◆ **ТЕКСТОВЫЙ БЛОК**:
* * *

Читать «Джордж Оруэлл. В двух томах. Том 2: Эссе, статьи, рецензии» онлайн - страница 3
Джордж Оруэлл
1. Чистый эгоизм. Жажда выглядеть умнее, желание, чтобы о тебе говорили, помнили после смерти, стремление превзойти тех взрослых, которые унижали тебя в детстве, и т. д. и т. п. Лицемерием было бы не считать это мотивом. Это мотив, и очень сильный. Писатели делят это чувство с учеными, художниками, политиками, адвокатами, воинами, процветающими бизнесменами, короче, со всем верхним слоем человеческого общества. Огромные массы человеческих существ, в общем, не самолюбивы. Примерно после тридцати лет они утрачивают личные амбиции (а чаще всего почти совсем теряют ощущение индивидуальности) и живут в основном для других или мало-помалу задыхаются от нудной работы. Но среди них всегда есть меньшинство одаренных, упрямых людей, которые полны решимости прожить собственные жизни до конца, и писатели принадлежат именно к этому типу. Я бы сказал, что серьезные писатели в целом более тщеславны и эгоцентричны, чем журналисты, хотя и менее заинтересованы в деньгах.
2. Эстетический экстаз. Восприятие красоты мира или, с другой стороны, красоты слов, их точной организации. Способность получить удовольствие от воздействия одного звука на другой, радость от крепости хорошей прозы, от ритма великолепного рассказа. Желание, наконец, разделить опыт человечества, который ты считаешь ценным и который, с твоей точки зрения, не должен пропасть. Эстетический мотив очень слаб у многих писателей, но даже у памфлетиста или составителя учебника есть излюбленные словечки и фразы, которые он предпочитает без видимой утилитарной причины, а иногда писатель испытывает особую любовь к рисунку типографского шрифта, к ширине полей и т. п. То есть все книги из тех, что уровнем выше железнодорожного справочника, уже не свободны от эстетических соображений.

* * *

◆ **СОХРАНЁННЫЕ СТРОКИ**:
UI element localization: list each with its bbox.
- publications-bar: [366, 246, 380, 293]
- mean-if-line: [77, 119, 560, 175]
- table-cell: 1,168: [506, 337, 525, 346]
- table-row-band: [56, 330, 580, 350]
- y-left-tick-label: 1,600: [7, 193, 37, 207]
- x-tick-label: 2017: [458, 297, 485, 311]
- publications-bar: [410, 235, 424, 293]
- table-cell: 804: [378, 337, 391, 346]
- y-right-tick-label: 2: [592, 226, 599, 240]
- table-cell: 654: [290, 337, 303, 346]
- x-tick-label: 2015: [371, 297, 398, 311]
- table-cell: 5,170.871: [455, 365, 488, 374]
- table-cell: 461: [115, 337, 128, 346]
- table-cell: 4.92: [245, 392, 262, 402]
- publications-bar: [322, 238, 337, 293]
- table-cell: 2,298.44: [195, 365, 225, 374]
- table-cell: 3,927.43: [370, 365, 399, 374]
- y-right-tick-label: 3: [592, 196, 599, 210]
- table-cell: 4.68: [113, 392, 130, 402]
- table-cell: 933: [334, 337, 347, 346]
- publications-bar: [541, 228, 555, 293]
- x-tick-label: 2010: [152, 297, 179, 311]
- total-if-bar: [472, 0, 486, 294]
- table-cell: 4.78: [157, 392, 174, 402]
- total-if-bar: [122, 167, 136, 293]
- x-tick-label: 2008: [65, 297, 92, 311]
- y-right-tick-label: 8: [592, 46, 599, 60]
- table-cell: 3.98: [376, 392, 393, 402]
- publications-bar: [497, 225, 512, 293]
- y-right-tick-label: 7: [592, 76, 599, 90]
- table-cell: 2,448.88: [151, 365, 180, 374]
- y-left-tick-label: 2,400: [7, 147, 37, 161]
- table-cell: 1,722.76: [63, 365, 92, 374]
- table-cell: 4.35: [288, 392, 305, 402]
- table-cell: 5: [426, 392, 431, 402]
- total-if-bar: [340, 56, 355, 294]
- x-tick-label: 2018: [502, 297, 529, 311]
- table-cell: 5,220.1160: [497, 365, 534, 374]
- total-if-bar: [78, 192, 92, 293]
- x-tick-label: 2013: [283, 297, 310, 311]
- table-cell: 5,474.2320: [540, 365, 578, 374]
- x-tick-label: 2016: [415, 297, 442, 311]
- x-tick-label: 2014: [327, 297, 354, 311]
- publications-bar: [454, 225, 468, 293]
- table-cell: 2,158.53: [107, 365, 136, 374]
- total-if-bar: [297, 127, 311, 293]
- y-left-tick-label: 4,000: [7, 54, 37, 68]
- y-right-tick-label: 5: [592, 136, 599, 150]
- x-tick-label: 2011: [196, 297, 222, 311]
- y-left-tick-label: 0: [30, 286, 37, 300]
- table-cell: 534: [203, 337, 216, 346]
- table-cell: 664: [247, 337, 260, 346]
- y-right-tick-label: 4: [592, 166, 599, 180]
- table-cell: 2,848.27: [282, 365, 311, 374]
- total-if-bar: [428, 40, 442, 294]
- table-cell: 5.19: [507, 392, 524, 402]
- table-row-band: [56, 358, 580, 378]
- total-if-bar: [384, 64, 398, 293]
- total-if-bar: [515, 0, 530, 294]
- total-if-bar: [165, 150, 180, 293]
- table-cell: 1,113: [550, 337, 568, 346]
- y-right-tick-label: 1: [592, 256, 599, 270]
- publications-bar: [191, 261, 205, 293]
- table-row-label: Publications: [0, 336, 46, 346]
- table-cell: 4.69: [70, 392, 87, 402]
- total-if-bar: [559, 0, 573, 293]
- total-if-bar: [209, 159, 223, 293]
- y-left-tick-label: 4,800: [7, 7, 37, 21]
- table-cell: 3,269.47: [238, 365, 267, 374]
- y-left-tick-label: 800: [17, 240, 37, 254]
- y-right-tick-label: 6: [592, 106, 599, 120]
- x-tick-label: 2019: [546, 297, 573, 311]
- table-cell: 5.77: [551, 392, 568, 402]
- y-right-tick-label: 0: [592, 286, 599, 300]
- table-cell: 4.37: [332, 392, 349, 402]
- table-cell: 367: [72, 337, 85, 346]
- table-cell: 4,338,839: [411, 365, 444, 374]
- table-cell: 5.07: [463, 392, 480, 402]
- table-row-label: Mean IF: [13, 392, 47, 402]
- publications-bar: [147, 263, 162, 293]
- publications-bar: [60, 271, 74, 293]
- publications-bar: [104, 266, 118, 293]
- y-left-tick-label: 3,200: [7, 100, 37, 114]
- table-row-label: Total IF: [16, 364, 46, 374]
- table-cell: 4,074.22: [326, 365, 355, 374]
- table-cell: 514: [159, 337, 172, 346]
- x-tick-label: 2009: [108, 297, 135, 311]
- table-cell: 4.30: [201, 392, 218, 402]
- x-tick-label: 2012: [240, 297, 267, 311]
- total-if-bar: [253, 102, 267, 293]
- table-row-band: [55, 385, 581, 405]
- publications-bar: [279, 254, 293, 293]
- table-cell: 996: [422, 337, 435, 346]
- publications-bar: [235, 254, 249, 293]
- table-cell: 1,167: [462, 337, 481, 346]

* * *

◆ **СУТЬ ЗАДАНИЯ**: Повторите целиком и без единого изменения текст о мотивах писательства. Эти строки никак не связаны с текстом.

◆ **РЕЗУЛЬТАТ**:
Читать «Джордж Оруэлл. В двух томах. Том 2: Эссе, статьи, рецензии» онлайн - страница 3
Джордж Оруэлл
1. Чистый эгоизм. Жажда выглядеть умнее, желание, чтобы о тебе говорили, помнили после смерти, стремление превзойти тех взрослых, которые унижали тебя в детстве, и т. д. и т. п. Лицемерием было бы не считать это мотивом. Это мотив, и очень сильный. Писатели делят это чувство с учеными, художниками, политиками, адвокатами, воинами, процветающими бизнесменами, короче, со всем верхним слоем человеческого общества. Огромные массы человеческих существ, в общем, не самолюбивы. Примерно после тридцати лет они утрачивают личные амбиции (а чаще всего почти совсем теряют ощущение индивидуальности) и живут в основном для других или мало-помалу задыхаются от нудной работы. Но среди них всегда есть меньшинство одаренных, упрямых людей, которые полны решимости прожить собственные жизни до конца, и писатели принадлежат именно к этому типу. Я бы сказал, что серьезные писатели в целом более тщеславны и эгоцентричны, чем журналисты, хотя и менее заинтересованы в деньгах.
2. Эстетический экстаз. Восприятие красоты мира или, с другой стороны, красоты слов, их точной организации. Способность получить удовольствие от воздействия одного звука на другой, радость от крепости хорошей прозы, от ритма великолепного рассказа. Желание, наконец, разделить опыт человечества, который ты считаешь ценным и который, с твоей точки зрения, не должен пропасть. Эстетический мотив очень слаб у многих писателей, но даже у памфлетиста или составителя учебника есть излюбленные словечки и фразы, которые он предпочитает без видимой утилитарной причины, а иногда писатель испытывает особую любовь к рисунку типографского шрифта, к ширине полей и т. п. То есть все книги из тех, что уровнем выше железнодорожного справочника, уже не свободны от эстетических соображений.